## [What to do]
Which lines hold the string "Cost"? Copy every one of them.

## [Material shown]

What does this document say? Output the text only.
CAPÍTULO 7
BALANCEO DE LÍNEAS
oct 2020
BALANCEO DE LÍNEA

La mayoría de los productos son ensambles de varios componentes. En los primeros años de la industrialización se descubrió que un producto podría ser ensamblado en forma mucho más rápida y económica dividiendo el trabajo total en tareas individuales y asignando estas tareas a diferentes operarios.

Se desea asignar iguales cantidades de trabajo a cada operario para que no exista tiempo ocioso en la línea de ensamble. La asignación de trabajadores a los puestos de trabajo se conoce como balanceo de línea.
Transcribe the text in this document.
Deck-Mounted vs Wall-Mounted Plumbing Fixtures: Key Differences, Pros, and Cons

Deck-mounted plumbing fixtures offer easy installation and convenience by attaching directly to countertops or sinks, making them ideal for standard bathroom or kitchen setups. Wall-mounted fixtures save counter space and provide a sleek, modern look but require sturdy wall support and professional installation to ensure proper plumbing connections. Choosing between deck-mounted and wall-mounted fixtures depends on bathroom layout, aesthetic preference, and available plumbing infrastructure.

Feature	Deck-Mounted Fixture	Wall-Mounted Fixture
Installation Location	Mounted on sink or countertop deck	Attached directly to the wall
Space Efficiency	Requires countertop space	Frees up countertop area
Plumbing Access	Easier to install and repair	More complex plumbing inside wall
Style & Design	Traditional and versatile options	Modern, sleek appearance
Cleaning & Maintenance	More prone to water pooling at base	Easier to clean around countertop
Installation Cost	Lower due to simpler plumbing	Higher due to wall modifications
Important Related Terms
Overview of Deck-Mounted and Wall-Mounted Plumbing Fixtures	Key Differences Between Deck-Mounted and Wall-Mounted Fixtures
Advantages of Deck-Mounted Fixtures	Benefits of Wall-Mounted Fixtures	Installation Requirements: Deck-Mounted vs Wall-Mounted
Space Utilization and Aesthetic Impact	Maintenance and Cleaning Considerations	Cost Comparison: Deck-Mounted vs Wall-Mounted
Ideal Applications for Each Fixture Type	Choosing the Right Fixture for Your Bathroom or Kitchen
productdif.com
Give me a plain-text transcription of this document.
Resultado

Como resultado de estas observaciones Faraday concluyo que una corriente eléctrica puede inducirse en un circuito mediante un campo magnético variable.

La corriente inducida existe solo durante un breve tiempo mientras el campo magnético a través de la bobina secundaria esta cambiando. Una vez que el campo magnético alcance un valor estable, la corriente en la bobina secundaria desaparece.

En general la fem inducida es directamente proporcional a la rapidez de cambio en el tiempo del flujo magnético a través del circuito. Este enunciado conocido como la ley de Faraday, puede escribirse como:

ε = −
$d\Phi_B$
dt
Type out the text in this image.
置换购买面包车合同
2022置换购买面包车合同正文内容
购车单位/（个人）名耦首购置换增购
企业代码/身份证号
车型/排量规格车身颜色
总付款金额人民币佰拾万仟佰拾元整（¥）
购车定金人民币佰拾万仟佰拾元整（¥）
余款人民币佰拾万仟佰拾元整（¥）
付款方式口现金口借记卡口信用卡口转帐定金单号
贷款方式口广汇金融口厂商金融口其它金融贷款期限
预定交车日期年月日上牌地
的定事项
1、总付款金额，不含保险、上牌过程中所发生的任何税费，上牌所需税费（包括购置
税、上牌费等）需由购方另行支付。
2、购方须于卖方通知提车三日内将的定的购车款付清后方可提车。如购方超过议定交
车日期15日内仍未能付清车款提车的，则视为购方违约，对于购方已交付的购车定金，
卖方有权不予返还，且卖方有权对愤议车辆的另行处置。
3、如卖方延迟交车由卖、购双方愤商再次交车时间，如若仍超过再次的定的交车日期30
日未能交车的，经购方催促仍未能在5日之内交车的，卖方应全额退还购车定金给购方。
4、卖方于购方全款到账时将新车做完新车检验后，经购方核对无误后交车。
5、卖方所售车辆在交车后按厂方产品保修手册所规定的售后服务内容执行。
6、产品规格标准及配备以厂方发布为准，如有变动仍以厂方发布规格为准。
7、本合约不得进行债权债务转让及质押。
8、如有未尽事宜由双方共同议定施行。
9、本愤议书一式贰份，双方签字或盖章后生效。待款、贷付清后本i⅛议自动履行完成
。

## [Solution]
Installation Cost	Lower due to simpler plumbing	Higher due to wall modifications
Space Utilization and Aesthetic Impact	Maintenance and Cleaning Considerations	Cost Comparison: Deck-Mounted vs Wall-Mounted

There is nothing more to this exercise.